Request
Reproduce exactly the lines below, starting with the line that contains "Extract all readable text from this page." and ending with the last line of the records, both included, and nothing else.

Material for the task
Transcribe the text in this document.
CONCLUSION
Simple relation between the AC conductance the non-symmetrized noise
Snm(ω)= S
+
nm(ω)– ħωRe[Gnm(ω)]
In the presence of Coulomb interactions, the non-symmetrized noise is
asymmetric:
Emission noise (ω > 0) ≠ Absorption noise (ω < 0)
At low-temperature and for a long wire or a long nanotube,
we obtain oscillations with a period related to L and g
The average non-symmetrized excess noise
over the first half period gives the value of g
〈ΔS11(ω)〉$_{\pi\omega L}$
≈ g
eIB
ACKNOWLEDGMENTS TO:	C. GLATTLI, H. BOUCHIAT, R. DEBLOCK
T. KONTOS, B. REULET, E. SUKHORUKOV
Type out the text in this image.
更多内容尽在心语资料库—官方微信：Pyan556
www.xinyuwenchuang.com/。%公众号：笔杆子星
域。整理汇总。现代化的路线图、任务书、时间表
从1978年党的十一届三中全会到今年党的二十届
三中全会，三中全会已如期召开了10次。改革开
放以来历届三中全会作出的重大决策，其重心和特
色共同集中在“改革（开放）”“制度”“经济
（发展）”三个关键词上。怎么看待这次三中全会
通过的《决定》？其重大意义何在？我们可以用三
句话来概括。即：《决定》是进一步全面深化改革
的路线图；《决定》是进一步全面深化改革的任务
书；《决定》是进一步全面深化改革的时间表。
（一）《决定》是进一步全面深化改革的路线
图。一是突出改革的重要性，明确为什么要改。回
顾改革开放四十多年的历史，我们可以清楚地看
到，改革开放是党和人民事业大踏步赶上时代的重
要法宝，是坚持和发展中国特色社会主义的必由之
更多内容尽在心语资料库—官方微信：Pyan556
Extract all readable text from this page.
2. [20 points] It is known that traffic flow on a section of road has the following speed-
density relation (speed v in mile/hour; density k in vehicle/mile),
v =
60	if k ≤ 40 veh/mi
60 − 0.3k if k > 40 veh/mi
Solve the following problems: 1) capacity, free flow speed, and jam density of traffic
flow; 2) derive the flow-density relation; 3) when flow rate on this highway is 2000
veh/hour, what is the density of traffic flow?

Solution
Extract all readable text from this page.
2. [20 points] It is known that traffic flow on a section of road has the following speed-
density relation (speed v in mile/hour; density k in vehicle/mile),
v =
60	if k ≤ 40 veh/mi
60 − 0.3k if k > 40 veh/mi
Solve the following problems: 1) capacity, free flow speed, and jam density of traffic
flow; 2) derive the flow-density relation; 3) when flow rate on this highway is 2000
veh/hour, what is the density of traffic flow?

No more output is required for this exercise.